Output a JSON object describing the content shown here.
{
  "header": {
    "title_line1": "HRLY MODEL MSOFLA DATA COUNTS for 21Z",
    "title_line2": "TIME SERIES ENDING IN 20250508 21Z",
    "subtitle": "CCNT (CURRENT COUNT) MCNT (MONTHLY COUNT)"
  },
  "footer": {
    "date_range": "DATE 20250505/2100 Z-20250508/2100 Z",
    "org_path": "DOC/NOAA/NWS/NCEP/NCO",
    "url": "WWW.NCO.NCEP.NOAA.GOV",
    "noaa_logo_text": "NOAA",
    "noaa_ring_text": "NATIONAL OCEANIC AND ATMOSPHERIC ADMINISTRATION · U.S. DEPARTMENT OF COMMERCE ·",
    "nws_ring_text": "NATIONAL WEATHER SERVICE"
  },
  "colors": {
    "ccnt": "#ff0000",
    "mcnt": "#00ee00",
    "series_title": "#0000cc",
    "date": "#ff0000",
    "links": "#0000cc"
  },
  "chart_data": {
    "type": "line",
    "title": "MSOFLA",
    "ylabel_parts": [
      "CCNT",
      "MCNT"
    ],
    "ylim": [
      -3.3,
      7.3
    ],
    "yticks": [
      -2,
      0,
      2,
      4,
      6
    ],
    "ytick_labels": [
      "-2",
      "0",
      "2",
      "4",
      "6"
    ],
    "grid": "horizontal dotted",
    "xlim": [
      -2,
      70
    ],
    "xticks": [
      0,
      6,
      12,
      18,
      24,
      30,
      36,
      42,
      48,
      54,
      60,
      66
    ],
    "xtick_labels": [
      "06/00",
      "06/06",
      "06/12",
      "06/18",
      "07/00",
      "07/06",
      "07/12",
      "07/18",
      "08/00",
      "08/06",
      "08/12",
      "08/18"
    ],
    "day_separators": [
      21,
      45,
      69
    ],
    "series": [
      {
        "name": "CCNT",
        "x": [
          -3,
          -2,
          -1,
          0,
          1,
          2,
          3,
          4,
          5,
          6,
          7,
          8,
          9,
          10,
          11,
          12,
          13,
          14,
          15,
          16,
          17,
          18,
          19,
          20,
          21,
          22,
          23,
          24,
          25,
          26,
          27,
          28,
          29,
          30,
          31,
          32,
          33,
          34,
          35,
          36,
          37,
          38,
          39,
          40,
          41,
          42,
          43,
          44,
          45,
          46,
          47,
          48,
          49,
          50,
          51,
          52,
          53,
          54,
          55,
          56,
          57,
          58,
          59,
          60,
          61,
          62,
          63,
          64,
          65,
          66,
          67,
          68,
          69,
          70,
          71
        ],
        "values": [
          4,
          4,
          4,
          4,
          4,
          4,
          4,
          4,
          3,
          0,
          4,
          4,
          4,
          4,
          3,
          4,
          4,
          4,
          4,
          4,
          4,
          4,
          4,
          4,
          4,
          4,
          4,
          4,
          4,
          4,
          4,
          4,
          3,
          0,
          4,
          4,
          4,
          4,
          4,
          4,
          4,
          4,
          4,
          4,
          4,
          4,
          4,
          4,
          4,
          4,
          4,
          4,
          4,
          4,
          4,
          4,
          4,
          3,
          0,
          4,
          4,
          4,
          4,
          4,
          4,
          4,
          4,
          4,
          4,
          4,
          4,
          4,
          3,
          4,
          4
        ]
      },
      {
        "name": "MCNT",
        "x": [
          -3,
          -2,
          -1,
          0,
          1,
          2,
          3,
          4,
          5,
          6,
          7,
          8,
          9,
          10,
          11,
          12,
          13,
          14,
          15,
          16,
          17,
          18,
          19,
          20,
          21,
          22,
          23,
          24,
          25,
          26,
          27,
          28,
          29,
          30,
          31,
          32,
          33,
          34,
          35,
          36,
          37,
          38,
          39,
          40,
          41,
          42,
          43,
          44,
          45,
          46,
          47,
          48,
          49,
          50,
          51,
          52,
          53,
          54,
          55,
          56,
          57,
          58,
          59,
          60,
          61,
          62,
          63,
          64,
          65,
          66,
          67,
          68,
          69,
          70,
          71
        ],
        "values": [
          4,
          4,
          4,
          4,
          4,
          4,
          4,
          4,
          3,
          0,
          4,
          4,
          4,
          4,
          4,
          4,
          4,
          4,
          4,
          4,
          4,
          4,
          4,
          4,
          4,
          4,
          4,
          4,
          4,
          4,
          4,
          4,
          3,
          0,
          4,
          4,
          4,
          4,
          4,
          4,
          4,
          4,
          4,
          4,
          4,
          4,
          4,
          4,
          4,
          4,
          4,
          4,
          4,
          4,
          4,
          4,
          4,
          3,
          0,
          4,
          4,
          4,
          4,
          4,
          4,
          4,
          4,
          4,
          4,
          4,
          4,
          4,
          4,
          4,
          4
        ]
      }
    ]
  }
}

Task to complete
Copy out each line exactly as written.

Finished task
Output a JSON object describing the content shown here.
{
  "header": {
    "title_line1": "HRLY MODEL MSOFLA DATA COUNTS for 21Z",
    "title_line2": "TIME SERIES ENDING IN 20250508 21Z",
    "subtitle": "CCNT (CURRENT COUNT) MCNT (MONTHLY COUNT)"
  },
  "footer": {
    "date_range": "DATE 20250505/2100 Z-20250508/2100 Z",
    "org_path": "DOC/NOAA/NWS/NCEP/NCO",
    "url": "WWW.NCO.NCEP.NOAA.GOV",
    "noaa_logo_text": "NOAA",
    "noaa_ring_text": "NATIONAL OCEANIC AND ATMOSPHERIC ADMINISTRATION · U.S. DEPARTMENT OF COMMERCE ·",
    "nws_ring_text": "NATIONAL WEATHER SERVICE"
  },
  "colors": {
    "ccnt": "#ff0000",
    "mcnt": "#00ee00",
    "series_title": "#0000cc",
    "date": "#ff0000",
    "links": "#0000cc"
  },
  "chart_data": {
    "type": "line",
    "title": "MSOFLA",
    "ylabel_parts": [
      "CCNT",
      "MCNT"
    ],
    "ylim": [
      -3.3,
      7.3
    ],
    "yticks": [
      -2,
      0,
      2,
      4,
      6
    ],
    "ytick_labels": [
      "-2",
      "0",
      "2",
      "4",
      "6"
    ],
    "grid": "horizontal dotted",
    "xlim": [
      -2,
      70
    ],
    "xticks": [
      0,
      6,
      12,
      18,
      24,
      30,
      36,
      42,
      48,
      54,
      60,
      66
    ],
    "xtick_labels": [
      "06/00",
      "06/06",
      "06/12",
      "06/18",
      "07/00",
      "07/06",
      "07/12",
      "07/18",
      "08/00",
      "08/06",
      "08/12",
      "08/18"
    ],
    "day_separators": [
      21,
      45,
      69
    ],
    "series": [
      {
        "name": "CCNT",
        "x": [
          -3,
          -2,
          -1,
          0,
          1,
          2,
          3,
          4,
          5,
          6,
          7,
          8,
          9,
          10,
          11,
          12,
          13,
          14,
          15,
          16,
          17,
          18,
          19,
          20,
          21,
          22,
          23,
          24,
          25,
          26,
          27,
          28,
          29,
          30,
          31,
          32,
          33,
          34,
          35,
          36,
          37,
          38,
          39,
          40,
          41,
          42,
          43,
          44,
          45,
          46,
          47,
          48,
          49,
          50,
          51,
          52,
          53,
          54,
          55,
          56,
          57,
          58,
          59,
          60,
          61,
          62,
          63,
          64,
          65,
          66,
          67,
          68,
          69,
          70,
          71
        ],
        "values": [
          4,
          4,
          4,
          4,
          4,
          4,
          4,
          4,
          3,
          0,
          4,
          4,
          4,
          4,
          3,
          4,
          4,
          4,
          4,
          4,
          4,
          4,
          4,
          4,
          4,
          4,
          4,
          4,
          4,
          4,
          4,
          4,
          3,
          0,
          4,
          4,
          4,
          4,
          4,
          4,
          4,
          4,
          4,
          4,
          4,
          4,
          4,
          4,
          4,
          4,
          4,
          4,
          4,
          4,
          4,
          4,
          4,
          3,
          0,
          4,
          4,
          4,
          4,
          4,
          4,
          4,
          4,
          4,
          4,
          4,
          4,
          4,
          3,
          4,
          4
        ]
      },
      {
        "name": "MCNT",
        "x": [
          -3,
          -2,
          -1,
          0,
          1,
          2,
          3,
          4,
          5,
          6,
          7,
          8,
          9,
          10,
          11,
          12,
          13,
          14,
          15,
          16,
          17,
          18,
          19,
          20,
          21,
          22,
          23,
          24,
          25,
          26,
          27,
          28,
          29,
          30,
          31,
          32,
          33,
          34,
          35,
          36,
          37,
          38,
          39,
          40,
          41,
          42,
          43,
          44,
          45,
          46,
          47,
          48,
          49,
          50,
          51,
          52,
          53,
          54,
          55,
          56,
          57,
          58,
          59,
          60,
          61,
          62,
          63,
          64,
          65,
          66,
          67,
          68,
          69,
          70,
          71
        ],
        "values": [
          4,
          4,
          4,
          4,
          4,
          4,
          4,
          4,
          3,
          0,
          4,
          4,
          4,
          4,
          4,
          4,
          4,
          4,
          4,
          4,
          4,
          4,
          4,
          4,
          4,
          4,
          4,
          4,
          4,
          4,
          4,
          4,
          3,
          0,
          4,
          4,
          4,
          4,
          4,
          4,
          4,
          4,
          4,
          4,
          4,
          4,
          4,
          4,
          4,
          4,
          4,
          4,
          4,
          4,
          4,
          4,
          4,
          3,
          0,
          4,
          4,
          4,
          4,
          4,
          4,
          4,
          4,
          4,
          4,
          4,
          4,
          4,
          4,
          4,
          4
        ]
      }
    ]
  }
}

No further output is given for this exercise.